TO DO: Write out the records word for word, starting at the first line and ending at the line that contains "y-axis-label: Output voltage (V): [275, 386, 287, 475]", with both of those lines included.

--------------------

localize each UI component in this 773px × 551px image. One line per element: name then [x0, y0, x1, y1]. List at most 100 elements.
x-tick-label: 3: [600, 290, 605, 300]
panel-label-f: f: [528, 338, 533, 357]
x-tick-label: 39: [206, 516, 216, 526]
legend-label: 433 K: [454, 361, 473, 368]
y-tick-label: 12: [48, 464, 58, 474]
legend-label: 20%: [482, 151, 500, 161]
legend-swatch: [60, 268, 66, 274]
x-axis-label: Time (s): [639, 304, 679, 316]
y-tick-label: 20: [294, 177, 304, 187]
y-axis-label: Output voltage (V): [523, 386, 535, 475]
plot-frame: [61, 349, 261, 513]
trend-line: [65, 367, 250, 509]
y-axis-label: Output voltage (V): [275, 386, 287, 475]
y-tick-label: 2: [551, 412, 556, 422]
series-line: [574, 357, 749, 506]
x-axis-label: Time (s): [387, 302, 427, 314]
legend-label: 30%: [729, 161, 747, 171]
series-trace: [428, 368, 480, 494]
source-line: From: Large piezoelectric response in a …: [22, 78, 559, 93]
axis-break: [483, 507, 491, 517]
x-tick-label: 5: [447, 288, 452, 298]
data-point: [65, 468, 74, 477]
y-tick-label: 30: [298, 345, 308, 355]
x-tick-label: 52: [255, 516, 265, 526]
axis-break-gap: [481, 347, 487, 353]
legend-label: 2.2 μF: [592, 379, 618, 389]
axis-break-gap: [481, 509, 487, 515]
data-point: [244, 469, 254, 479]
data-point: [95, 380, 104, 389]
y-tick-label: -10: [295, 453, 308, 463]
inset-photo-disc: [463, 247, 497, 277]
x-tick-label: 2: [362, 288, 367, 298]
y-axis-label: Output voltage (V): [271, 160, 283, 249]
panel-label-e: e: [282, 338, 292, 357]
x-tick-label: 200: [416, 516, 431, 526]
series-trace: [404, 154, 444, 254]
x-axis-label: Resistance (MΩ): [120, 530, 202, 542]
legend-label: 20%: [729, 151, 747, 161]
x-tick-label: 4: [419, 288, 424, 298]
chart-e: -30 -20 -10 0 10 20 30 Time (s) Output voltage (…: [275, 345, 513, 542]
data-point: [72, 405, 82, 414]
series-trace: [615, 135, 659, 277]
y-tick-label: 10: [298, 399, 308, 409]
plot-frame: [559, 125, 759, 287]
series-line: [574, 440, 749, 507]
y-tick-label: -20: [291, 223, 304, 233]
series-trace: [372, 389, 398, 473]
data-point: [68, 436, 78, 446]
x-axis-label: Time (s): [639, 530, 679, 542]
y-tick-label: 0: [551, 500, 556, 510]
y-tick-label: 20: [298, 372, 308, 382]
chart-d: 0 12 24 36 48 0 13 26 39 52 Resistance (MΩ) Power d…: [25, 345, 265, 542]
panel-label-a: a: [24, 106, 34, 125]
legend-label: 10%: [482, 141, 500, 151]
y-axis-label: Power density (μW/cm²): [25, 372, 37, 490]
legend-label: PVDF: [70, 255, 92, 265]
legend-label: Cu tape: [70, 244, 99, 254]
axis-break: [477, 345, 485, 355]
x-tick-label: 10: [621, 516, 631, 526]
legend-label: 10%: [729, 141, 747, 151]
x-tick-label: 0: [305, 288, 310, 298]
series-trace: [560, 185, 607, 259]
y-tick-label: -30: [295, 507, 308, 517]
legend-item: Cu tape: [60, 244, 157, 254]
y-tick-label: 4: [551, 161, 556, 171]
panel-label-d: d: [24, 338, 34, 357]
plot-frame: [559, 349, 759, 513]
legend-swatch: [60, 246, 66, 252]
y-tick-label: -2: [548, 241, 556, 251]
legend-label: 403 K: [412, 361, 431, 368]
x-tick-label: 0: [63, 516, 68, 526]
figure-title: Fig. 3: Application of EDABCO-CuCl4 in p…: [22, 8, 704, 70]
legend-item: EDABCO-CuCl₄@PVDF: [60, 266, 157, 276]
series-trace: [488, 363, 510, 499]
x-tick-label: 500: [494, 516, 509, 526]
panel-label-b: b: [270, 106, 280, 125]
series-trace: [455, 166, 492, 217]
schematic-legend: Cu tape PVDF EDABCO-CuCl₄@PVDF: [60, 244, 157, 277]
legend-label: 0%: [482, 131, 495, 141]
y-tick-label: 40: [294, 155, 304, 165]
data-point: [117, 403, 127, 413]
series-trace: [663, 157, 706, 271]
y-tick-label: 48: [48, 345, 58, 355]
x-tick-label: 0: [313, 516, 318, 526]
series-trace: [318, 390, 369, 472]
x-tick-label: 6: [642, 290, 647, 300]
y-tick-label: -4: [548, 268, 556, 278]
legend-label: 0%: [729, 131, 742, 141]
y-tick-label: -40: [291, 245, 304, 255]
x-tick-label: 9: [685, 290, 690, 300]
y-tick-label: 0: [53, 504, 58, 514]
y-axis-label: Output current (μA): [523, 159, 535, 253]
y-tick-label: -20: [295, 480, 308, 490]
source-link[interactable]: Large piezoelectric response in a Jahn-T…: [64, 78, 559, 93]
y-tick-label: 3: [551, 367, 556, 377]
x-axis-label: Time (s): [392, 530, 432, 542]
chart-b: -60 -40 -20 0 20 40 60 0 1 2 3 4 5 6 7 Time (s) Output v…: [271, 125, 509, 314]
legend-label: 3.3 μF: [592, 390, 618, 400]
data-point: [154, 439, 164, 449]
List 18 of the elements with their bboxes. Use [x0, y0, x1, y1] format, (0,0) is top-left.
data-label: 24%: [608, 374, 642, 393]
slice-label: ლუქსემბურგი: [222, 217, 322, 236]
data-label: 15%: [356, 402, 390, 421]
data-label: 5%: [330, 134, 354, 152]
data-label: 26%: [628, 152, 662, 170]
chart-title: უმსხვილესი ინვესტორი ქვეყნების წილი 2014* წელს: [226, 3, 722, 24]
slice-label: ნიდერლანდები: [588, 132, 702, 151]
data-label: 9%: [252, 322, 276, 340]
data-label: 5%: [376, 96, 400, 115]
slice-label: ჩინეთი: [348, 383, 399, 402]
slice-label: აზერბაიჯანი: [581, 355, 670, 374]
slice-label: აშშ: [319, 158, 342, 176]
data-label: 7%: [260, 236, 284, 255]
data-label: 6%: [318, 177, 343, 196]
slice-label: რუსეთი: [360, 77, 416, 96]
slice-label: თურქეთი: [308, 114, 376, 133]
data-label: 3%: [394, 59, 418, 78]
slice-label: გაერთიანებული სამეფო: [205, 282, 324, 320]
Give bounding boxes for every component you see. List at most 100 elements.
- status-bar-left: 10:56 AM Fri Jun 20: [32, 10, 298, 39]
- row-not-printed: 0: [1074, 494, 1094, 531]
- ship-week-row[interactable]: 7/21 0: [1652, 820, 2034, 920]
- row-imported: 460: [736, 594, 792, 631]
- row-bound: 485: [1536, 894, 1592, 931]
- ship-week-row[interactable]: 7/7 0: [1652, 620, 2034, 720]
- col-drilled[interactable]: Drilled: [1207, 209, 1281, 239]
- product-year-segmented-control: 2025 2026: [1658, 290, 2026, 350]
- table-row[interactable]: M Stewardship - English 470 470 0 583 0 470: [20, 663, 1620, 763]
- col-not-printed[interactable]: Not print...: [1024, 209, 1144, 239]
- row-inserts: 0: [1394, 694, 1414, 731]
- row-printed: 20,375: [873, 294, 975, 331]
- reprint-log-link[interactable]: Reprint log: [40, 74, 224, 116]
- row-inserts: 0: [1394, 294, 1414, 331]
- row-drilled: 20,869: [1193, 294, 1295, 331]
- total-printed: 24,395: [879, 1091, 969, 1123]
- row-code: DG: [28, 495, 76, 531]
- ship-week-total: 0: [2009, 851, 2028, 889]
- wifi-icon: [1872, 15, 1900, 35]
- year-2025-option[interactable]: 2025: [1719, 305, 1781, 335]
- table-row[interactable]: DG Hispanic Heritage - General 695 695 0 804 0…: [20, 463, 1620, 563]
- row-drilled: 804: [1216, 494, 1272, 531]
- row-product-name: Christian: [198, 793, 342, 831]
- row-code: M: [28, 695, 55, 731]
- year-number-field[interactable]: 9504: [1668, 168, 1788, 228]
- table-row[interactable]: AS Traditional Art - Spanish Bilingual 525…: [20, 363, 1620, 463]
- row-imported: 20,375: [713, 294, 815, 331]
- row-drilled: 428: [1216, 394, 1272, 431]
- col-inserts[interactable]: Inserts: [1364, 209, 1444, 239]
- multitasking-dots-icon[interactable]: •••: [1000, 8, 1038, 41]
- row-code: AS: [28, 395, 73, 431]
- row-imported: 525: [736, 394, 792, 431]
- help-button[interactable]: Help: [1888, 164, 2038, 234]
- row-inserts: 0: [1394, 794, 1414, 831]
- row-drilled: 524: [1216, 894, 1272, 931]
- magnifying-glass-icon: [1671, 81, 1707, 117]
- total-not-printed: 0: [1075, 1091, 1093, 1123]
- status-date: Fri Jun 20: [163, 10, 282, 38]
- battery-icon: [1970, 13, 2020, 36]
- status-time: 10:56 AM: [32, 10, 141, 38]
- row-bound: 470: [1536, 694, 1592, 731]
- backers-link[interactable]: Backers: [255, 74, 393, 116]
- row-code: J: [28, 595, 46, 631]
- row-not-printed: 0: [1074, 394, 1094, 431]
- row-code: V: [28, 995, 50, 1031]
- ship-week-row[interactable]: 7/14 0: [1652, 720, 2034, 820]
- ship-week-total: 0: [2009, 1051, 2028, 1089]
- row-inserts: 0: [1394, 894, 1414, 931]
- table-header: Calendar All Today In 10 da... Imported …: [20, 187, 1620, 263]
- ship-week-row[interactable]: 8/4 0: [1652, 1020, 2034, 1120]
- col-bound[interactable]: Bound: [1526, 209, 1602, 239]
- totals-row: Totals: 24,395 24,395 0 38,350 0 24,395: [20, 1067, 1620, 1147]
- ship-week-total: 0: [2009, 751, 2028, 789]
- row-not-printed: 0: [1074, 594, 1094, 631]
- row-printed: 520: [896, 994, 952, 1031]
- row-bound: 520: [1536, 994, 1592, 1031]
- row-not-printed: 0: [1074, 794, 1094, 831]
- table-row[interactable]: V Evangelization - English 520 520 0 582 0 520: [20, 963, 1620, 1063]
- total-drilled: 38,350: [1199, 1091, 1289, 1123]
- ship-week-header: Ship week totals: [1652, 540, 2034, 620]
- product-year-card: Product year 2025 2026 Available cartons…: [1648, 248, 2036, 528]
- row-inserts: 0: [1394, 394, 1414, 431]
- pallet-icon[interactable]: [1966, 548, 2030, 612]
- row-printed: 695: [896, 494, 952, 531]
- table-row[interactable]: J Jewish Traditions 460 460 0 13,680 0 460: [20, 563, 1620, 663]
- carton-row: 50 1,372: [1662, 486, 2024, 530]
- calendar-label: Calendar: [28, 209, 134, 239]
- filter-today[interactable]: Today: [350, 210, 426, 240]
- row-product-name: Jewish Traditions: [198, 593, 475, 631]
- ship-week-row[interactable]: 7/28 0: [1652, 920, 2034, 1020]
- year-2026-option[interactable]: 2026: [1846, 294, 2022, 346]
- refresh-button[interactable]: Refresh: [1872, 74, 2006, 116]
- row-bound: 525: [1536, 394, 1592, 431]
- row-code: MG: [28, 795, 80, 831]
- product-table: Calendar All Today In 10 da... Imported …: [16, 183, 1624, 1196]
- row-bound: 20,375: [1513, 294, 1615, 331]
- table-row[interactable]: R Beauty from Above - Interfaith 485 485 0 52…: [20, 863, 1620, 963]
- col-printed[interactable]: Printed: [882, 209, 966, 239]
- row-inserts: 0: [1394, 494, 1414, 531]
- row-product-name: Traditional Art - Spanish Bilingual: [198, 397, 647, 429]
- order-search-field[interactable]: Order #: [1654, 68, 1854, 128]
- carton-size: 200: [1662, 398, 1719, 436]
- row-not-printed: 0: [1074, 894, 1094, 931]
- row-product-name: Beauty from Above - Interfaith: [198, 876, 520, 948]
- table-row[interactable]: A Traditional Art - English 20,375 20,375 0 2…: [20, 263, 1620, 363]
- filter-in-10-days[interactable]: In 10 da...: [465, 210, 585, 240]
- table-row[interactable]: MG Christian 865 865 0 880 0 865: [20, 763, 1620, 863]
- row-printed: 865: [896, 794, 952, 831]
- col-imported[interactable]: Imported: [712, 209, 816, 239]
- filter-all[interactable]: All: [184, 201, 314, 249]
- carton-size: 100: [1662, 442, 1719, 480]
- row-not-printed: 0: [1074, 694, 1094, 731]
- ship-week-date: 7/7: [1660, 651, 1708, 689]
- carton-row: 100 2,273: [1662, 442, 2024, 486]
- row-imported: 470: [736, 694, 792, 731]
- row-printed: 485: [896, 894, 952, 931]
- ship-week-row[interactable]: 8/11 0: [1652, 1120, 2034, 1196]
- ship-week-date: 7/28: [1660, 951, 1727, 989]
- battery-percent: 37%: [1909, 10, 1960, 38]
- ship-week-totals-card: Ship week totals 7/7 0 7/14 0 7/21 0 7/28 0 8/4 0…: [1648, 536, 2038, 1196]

--------------------

RESULT OF THIS EXERCISE:
localize each UI component in this 773px × 551px image. One line per element: name then [x0, y0, x1, y1]. List at most 100 elements.
x-tick-label: 3: [600, 290, 605, 300]
panel-label-f: f: [528, 338, 533, 357]
x-tick-label: 39: [206, 516, 216, 526]
legend-label: 433 K: [454, 361, 473, 368]
y-tick-label: 12: [48, 464, 58, 474]
legend-label: 20%: [482, 151, 500, 161]
legend-swatch: [60, 268, 66, 274]
x-axis-label: Time (s): [639, 304, 679, 316]
y-tick-label: 20: [294, 177, 304, 187]
y-axis-label: Output voltage (V): [523, 386, 535, 475]
plot-frame: [61, 349, 261, 513]
trend-line: [65, 367, 250, 509]
y-axis-label: Output voltage (V): [275, 386, 287, 475]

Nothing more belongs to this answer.